━━ ARTICLE
The stock market has an average annualized return of 7%, and hence a monthly return of 0.57%.
One way to look at it is that for every 1k chf of cash that you keep on your bank account, you pay 5.70 chf each month.
10k of emergency fund costs you 57 chf /month. That’s like a phone subscription (!)
My problem is that once a year I receive my cantonal and communal tax bills (Zurich), and I need to cough up a fair bit of money. So I keep the full amount as cash on my bank account. This idle cash has an opportunity cost.
A friend mentioned to me the following cunning strategy: invest the tax money into my portfolio of ETFs in IB, and when I receive the tax bills, get a margin loan at 1.5% from IB to pay my taxes.
(This also works for emergency funds)
Have some people on this forum also tried this strategy?
The amount of leverage would be tiny. The market would need to crash more than 90% in a month to get a margin call.
We are talking several 1k chf / year of “opportunity cost”. We try hard to optimize our phone plans and other small fees in our life, doesn’t it make sense to also optimize that?
That’s the part I wouldn’t agree (same as saying we expect a 7% return on stock). Saving on phone plans is safe. Your portfolio allocation is a whole different game, it depends on your risk profile, some people have more or less appetite for risk, and maybe for you it makes sense to be 100% or more in stock and not have any emergency fund, but I doubt that’s the case for most people.
(remember that those 7% are historical average, over fairly long time period, with a very large variance and not guarantees)
━━━━
━━ INFORMATION PROVIDED
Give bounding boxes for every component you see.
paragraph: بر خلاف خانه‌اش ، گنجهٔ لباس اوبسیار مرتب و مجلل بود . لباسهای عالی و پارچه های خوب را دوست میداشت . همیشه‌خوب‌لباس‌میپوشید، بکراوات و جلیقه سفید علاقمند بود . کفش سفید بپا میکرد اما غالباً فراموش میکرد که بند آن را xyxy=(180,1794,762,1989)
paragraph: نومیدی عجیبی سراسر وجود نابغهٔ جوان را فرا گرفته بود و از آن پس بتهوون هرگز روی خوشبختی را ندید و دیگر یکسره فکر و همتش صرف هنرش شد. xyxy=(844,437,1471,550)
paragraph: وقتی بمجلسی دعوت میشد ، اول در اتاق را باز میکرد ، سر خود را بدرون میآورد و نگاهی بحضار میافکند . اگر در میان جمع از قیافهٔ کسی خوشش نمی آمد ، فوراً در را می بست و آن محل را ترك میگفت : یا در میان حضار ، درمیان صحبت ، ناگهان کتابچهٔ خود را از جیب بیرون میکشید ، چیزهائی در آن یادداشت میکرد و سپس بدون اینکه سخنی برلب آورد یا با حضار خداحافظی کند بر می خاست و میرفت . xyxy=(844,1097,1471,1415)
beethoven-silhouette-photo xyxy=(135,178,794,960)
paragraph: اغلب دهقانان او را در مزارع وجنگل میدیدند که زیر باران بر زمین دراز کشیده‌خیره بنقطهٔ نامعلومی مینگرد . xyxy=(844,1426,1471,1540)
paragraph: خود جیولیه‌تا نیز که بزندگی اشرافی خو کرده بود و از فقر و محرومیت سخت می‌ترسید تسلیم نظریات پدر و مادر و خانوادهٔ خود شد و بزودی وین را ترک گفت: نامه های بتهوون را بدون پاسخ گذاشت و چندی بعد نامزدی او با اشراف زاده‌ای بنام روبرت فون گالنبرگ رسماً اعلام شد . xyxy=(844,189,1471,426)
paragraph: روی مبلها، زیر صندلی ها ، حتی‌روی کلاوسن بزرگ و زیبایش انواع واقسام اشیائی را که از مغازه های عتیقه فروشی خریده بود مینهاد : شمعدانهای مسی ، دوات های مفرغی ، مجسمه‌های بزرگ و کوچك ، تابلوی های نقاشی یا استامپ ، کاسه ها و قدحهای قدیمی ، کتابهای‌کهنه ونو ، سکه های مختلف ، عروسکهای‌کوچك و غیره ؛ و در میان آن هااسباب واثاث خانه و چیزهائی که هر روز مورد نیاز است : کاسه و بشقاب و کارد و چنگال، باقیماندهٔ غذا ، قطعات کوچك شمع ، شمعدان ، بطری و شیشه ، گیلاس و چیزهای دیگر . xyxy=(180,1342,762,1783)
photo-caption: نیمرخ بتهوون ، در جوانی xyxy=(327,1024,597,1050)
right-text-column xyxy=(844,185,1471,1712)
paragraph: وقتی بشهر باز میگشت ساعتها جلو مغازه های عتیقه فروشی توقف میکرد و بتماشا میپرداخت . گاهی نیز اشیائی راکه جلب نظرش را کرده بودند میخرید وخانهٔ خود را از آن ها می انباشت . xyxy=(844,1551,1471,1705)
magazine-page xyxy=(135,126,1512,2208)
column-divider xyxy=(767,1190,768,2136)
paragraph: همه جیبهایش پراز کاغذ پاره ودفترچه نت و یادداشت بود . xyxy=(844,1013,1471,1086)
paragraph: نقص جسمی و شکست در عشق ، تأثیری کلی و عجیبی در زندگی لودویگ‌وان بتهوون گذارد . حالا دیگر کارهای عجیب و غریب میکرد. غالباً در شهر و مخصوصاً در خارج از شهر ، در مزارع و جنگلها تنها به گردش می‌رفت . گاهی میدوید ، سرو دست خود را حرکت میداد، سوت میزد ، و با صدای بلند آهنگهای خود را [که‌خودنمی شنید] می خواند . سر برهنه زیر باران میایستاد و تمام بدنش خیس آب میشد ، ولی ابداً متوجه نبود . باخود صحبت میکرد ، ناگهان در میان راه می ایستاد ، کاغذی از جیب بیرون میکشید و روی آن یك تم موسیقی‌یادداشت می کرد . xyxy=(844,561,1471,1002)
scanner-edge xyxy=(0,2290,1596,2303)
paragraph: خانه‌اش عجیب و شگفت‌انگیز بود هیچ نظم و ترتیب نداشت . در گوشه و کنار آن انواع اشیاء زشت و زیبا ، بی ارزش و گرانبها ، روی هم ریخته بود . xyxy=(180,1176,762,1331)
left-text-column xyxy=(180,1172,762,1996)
━━━━
GIVEN REQUEST: Can you return, word for word, the passage of the forum post on margin loans that opens with the words containing "The stock market" and closes with "phone subscription (!)"?

RESPONSE BELOW:
The stock market has an average annualized return of 7%, and hence a monthly return of 0.57%.
One way to look at it is that for every 1k chf of cash that you keep on your bank account, you pay 5.70 chf each month.
10k of emergency fund costs you 57 chf /month. That’s like a phone subscription (!)